[EXERCISE DETAILS]:
What follows is a listing to be transcribed exactly.

[DATA LINES]:
= = = = = = =
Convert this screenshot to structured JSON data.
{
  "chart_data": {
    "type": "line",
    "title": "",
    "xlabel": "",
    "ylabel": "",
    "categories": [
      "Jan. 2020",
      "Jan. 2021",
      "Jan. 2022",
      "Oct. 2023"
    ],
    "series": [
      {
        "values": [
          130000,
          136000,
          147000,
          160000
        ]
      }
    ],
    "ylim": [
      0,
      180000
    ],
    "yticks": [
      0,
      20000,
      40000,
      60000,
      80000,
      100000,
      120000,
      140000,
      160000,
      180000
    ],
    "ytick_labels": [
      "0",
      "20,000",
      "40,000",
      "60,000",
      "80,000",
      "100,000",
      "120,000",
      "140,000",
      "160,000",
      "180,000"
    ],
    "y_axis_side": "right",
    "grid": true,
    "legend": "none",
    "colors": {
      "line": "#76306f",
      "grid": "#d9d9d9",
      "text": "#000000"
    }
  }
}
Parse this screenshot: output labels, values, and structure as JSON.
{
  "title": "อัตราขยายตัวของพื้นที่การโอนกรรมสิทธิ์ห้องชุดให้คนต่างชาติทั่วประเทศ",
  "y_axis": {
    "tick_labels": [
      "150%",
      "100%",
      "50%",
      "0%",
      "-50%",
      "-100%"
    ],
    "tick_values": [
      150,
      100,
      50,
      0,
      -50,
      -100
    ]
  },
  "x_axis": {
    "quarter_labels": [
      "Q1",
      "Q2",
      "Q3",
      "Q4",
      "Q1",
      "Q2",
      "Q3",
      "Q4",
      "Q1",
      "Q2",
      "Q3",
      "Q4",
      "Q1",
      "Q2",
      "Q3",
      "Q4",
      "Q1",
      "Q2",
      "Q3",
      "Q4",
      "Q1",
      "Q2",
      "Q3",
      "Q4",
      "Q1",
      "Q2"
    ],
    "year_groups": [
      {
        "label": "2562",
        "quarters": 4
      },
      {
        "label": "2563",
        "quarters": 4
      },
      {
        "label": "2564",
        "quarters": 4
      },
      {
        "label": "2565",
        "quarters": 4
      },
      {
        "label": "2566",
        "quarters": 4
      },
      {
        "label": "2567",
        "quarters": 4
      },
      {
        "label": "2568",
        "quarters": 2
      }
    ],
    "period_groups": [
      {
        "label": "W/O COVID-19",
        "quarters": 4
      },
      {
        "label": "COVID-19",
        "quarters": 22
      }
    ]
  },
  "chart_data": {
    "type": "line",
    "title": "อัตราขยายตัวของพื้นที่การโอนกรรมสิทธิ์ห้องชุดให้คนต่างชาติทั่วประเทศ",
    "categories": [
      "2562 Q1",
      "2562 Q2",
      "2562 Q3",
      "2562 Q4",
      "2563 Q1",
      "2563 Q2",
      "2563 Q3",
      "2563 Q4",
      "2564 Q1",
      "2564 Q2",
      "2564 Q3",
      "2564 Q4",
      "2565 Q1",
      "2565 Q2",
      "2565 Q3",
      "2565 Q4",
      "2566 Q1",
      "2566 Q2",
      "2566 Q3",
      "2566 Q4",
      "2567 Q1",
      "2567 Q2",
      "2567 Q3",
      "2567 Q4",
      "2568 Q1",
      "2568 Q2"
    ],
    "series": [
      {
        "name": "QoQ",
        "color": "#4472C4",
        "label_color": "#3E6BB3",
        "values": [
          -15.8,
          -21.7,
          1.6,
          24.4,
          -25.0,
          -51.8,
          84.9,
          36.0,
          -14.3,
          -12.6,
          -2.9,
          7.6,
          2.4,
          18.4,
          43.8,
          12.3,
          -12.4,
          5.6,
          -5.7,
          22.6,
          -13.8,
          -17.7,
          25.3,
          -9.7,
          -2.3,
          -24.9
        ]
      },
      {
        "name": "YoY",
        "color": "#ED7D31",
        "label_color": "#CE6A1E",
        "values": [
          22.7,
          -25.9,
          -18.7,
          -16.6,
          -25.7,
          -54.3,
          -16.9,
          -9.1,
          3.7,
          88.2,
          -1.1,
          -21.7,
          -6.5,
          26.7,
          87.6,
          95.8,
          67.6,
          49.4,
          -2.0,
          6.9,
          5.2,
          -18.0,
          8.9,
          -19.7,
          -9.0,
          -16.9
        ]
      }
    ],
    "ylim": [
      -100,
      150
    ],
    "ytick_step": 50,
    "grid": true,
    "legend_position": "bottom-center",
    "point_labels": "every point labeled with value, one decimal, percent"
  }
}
= = = = = = =
[SOLVED PROBLEM]:
Convert this screenshot to structured JSON data.
{
  "chart_data": {
    "type": "line",
    "title": "",
    "xlabel": "",
    "ylabel": "",
    "categories": [
      "Jan. 2020",
      "Jan. 2021",
      "Jan. 2022",
      "Oct. 2023"
    ],
    "series": [
      {
        "values": [
          130000,
          136000,
          147000,
          160000
        ]
      }
    ],
    "ylim": [
      0,
      180000
    ],
    "yticks": [
      0,
      20000,
      40000,
      60000,
      80000,
      100000,
      120000,
      140000,
      160000,
      180000
    ],
    "ytick_labels": [
      "0",
      "20,000",
      "40,000",
      "60,000",
      "80,000",
      "100,000",
      "120,000",
      "140,000",
      "160,000",
      "180,000"
    ],
    "y_axis_side": "right",
    "grid": true,
    "legend": "none",
    "colors": {
      "line": "#76306f",
      "grid": "#d9d9d9",
      "text": "#000000"
    }
  }
}
Parse this screenshot: output labels, values, and structure as JSON.
{
  "title": "อัตราขยายตัวของพื้นที่การโอนกรรมสิทธิ์ห้องชุดให้คนต่างชาติทั่วประเทศ",
  "y_axis": {
    "tick_labels": [
      "150%",
      "100%",
      "50%",
      "0%",
      "-50%",
      "-100%"
    ],
    "tick_values": [
      150,
      100,
      50,
      0,
      -50,
      -100
    ]
  },
  "x_axis": {
    "quarter_labels": [
      "Q1",
      "Q2",
      "Q3",
      "Q4",
      "Q1",
      "Q2",
      "Q3",
      "Q4",
      "Q1",
      "Q2",
      "Q3",
      "Q4",
      "Q1",
      "Q2",
      "Q3",
      "Q4",
      "Q1",
      "Q2",
      "Q3",
      "Q4",
      "Q1",
      "Q2",
      "Q3",
      "Q4",
      "Q1",
      "Q2"
    ],
    "year_groups": [
      {
        "label": "2562",
        "quarters": 4
      },
      {
        "label": "2563",
        "quarters": 4
      },
      {
        "label": "2564",
        "quarters": 4
      },
      {
        "label": "2565",
        "quarters": 4
      },
      {
        "label": "2566",
        "quarters": 4
      },
      {
        "label": "2567",
        "quarters": 4
      },
      {
        "label": "2568",
        "quarters": 2
      }
    ],
    "period_groups": [
      {
        "label": "W/O COVID-19",
        "quarters": 4
      },
      {
        "label": "COVID-19",
        "quarters": 22
      }
    ]
  },
  "chart_data": {
    "type": "line",
    "title": "อัตราขยายตัวของพื้นที่การโอนกรรมสิทธิ์ห้องชุดให้คนต่างชาติทั่วประเทศ",
    "categories": [
      "2562 Q1",
      "2562 Q2",
      "2562 Q3",
      "2562 Q4",
      "2563 Q1",
      "2563 Q2",
      "2563 Q3",
      "2563 Q4",
      "2564 Q1",
      "2564 Q2",
      "2564 Q3",
      "2564 Q4",
      "2565 Q1",
      "2565 Q2",
      "2565 Q3",
      "2565 Q4",
      "2566 Q1",
      "2566 Q2",
      "2566 Q3",
      "2566 Q4",
      "2567 Q1",
      "2567 Q2",
      "2567 Q3",
      "2567 Q4",
      "2568 Q1",
      "2568 Q2"
    ],
    "series": [
      {
        "name": "QoQ",
        "color": "#4472C4",
        "label_color": "#3E6BB3",
        "values": [
          -15.8,
          -21.7,
          1.6,
          24.4,
          -25.0,
          -51.8,
          84.9,
          36.0,
          -14.3,
          -12.6,
          -2.9,
          7.6,
          2.4,
          18.4,
          43.8,
          12.3,
          -12.4,
          5.6,
          -5.7,
          22.6,
          -13.8,
          -17.7,
          25.3,
          -9.7,
          -2.3,
          -24.9
        ]
      },
      {
        "name": "YoY",
        "color": "#ED7D31",
        "label_color": "#CE6A1E",
        "values": [
          22.7,
          -25.9,
          -18.7,
          -16.6,
          -25.7,
          -54.3,
          -16.9,
          -9.1,
          3.7,
          88.2,
          -1.1,
          -21.7,
          -6.5,
          26.7,
          87.6,
          95.8,
          67.6,
          49.4,
          -2.0,
          6.9,
          5.2,
          -18.0,
          8.9,
          -19.7,
          -9.0,
          -16.9
        ]
      }
    ],
    "ylim": [
      -100,
      150
    ],
    "ytick_step": 50,
    "grid": true,
    "legend_position": "bottom-center",
    "point_labels": "every point labeled with value, one decimal, percent"
  }
}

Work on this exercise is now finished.